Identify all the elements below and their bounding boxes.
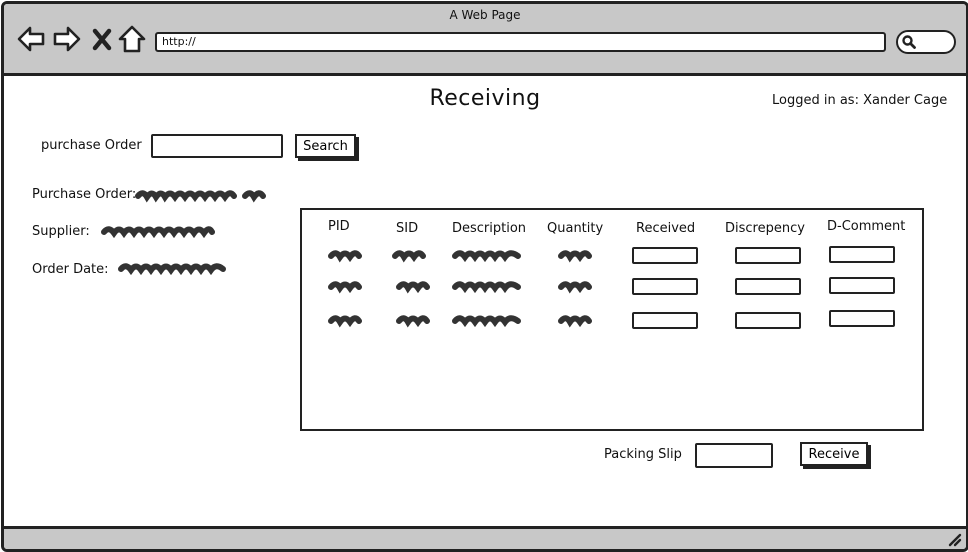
- pid-value: [328, 250, 362, 263]
- back-arrow-icon[interactable]: [16, 24, 46, 54]
- home-icon[interactable]: [117, 24, 147, 54]
- order-date-label: Order Date:: [32, 262, 109, 277]
- column-header-sid: SID: [396, 221, 419, 236]
- quantity-value: [558, 250, 592, 263]
- description-value: [452, 281, 521, 294]
- forward-arrow-icon[interactable]: [52, 24, 82, 54]
- order-items-table: PID SID Description Quantity Received Di…: [300, 208, 924, 431]
- packing-slip-label: Packing Slip: [604, 447, 682, 462]
- purchase-order-value: [135, 190, 266, 203]
- column-header-discrepency: Discrepency: [725, 221, 805, 236]
- supplier-label: Supplier:: [32, 224, 90, 239]
- close-x-icon[interactable]: [90, 24, 114, 54]
- logged-in-user: Logged in as: Xander Cage: [772, 93, 948, 108]
- d-comment-input[interactable]: [829, 310, 895, 327]
- purchase-order-label: Purchase Order:: [32, 187, 137, 202]
- supplier-value: [101, 226, 215, 239]
- discrepency-input[interactable]: [735, 278, 801, 295]
- d-comment-input[interactable]: [829, 277, 895, 294]
- quantity-value: [558, 281, 592, 294]
- column-header-d-comment: D-Comment: [827, 219, 906, 234]
- order-date-value: [118, 263, 226, 276]
- browser-search-field[interactable]: [896, 30, 956, 54]
- pid-value: [328, 315, 362, 328]
- browser-chrome: A Web Page http://: [4, 4, 966, 76]
- pid-value: [328, 281, 362, 294]
- sid-value: [396, 315, 430, 328]
- received-input[interactable]: [632, 247, 698, 264]
- purchase-order-search-label: purchase Order: [41, 138, 142, 153]
- resize-grip-icon[interactable]: [946, 531, 962, 547]
- magnifier-icon: [902, 35, 916, 49]
- search-button[interactable]: Search: [295, 134, 356, 158]
- discrepency-input[interactable]: [735, 312, 801, 329]
- description-value: [452, 315, 521, 328]
- column-header-pid: PID: [328, 219, 350, 234]
- received-input[interactable]: [632, 278, 698, 295]
- browser-window: A Web Page http:// Receiving Logged in a…: [1, 1, 968, 552]
- sid-value: [396, 281, 430, 294]
- discrepency-input[interactable]: [735, 247, 801, 264]
- description-value: [452, 250, 521, 263]
- quantity-value: [558, 315, 592, 328]
- window-title: A Web Page: [449, 8, 521, 22]
- packing-slip-input[interactable]: [695, 443, 773, 468]
- purchase-order-search-input[interactable]: [151, 134, 283, 158]
- status-bar: [4, 526, 966, 549]
- column-header-description: Description: [452, 221, 527, 236]
- received-input[interactable]: [632, 312, 698, 329]
- sid-value: [392, 250, 426, 263]
- receive-button[interactable]: Receive: [800, 442, 868, 466]
- column-header-quantity: Quantity: [547, 221, 604, 236]
- column-header-received: Received: [636, 221, 696, 236]
- d-comment-input[interactable]: [829, 246, 895, 263]
- url-bar[interactable]: http://: [155, 32, 886, 52]
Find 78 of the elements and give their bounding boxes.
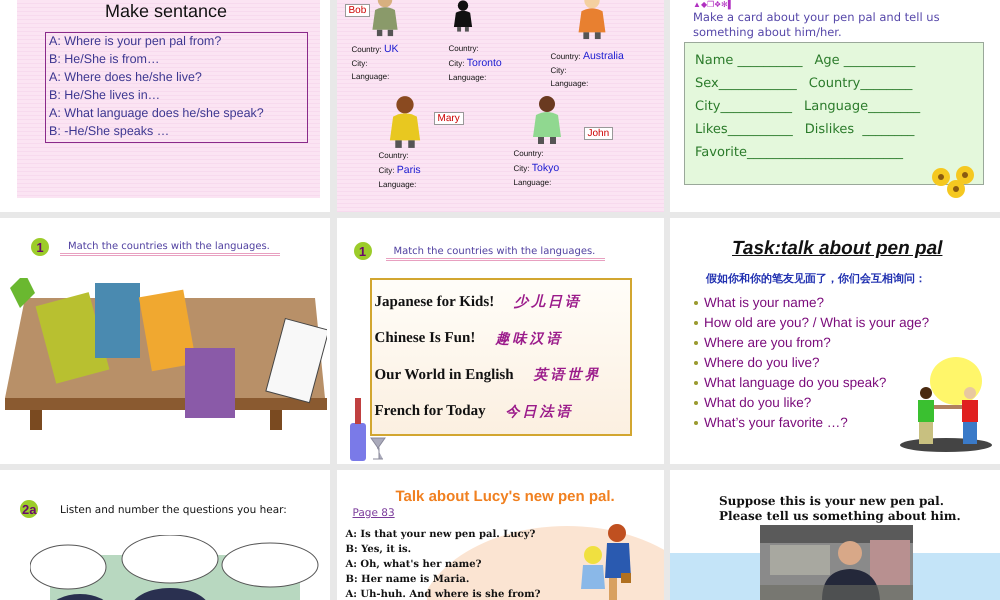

-- -- --

**Description of the task**
Rename "received-input" to "received-qty-input" wherever it occurs in the material above, and give all of the material again with nothing else changed. Leave the pictures out.

**Task output**
Identify all the elements below and their bounding boxes.
- pid-value: [328, 250, 362, 263]
- back-arrow-icon[interactable]: [16, 24, 46, 54]
- home-icon[interactable]: [117, 24, 147, 54]
- order-date-label: Order Date:: [32, 262, 109, 277]
- column-header-sid: SID: [396, 221, 419, 236]
- quantity-value: [558, 250, 592, 263]
- description-value: [452, 281, 521, 294]
- forward-arrow-icon[interactable]: [52, 24, 82, 54]
- order-items-table: PID SID Description Quantity Received Di…: [300, 208, 924, 431]
- packing-slip-label: Packing Slip: [604, 447, 682, 462]
- purchase-order-value: [135, 190, 266, 203]
- column-header-discrepency: Discrepency: [725, 221, 805, 236]
- supplier-label: Supplier:: [32, 224, 90, 239]
- close-x-icon[interactable]: [90, 24, 114, 54]
- logged-in-user: Logged in as: Xander Cage: [772, 93, 948, 108]
- d-comment-input[interactable]: [829, 310, 895, 327]
- purchase-order-label: Purchase Order:: [32, 187, 137, 202]
- supplier-value: [101, 226, 215, 239]
- discrepency-input[interactable]: [735, 278, 801, 295]
- d-comment-input[interactable]: [829, 277, 895, 294]
- quantity-value: [558, 281, 592, 294]
- column-header-d-comment: D-Comment: [827, 219, 906, 234]
- order-date-value: [118, 263, 226, 276]
- browser-search-field[interactable]: [896, 30, 956, 54]
- pid-value: [328, 315, 362, 328]
- browser-chrome: A Web Page http://: [4, 4, 966, 76]
- pid-value: [328, 281, 362, 294]
- sid-value: [396, 315, 430, 328]
- received-qty-input[interactable]: [632, 247, 698, 264]
- purchase-order-search-label: purchase Order: [41, 138, 142, 153]
- resize-grip-icon[interactable]: [946, 531, 962, 547]
- magnifier-icon: [902, 35, 916, 49]
- search-button[interactable]: Search: [295, 134, 356, 158]
- discrepency-input[interactable]: [735, 312, 801, 329]
- description-value: [452, 315, 521, 328]
- column-header-pid: PID: [328, 219, 350, 234]
- received-qty-input[interactable]: [632, 278, 698, 295]
- browser-window: A Web Page http:// Receiving Logged in a…: [1, 1, 968, 552]
- sid-value: [396, 281, 430, 294]
- discrepency-input[interactable]: [735, 247, 801, 264]
- description-value: [452, 250, 521, 263]
- quantity-value: [558, 315, 592, 328]
- window-title: A Web Page: [449, 8, 521, 22]
- packing-slip-input[interactable]: [695, 443, 773, 468]
- purchase-order-search-input[interactable]: [151, 134, 283, 158]
- status-bar: [4, 526, 966, 549]
- column-header-description: Description: [452, 221, 527, 236]
- received-qty-input[interactable]: [632, 312, 698, 329]
- sid-value: [392, 250, 426, 263]
- receive-button[interactable]: Receive: [800, 442, 868, 466]
- column-header-quantity: Quantity: [547, 221, 604, 236]
- column-header-received: Received: [636, 221, 696, 236]
- d-comment-input[interactable]: [829, 246, 895, 263]
- url-bar[interactable]: http://: [155, 32, 886, 52]
Find 78 of the elements and give their bounding boxes.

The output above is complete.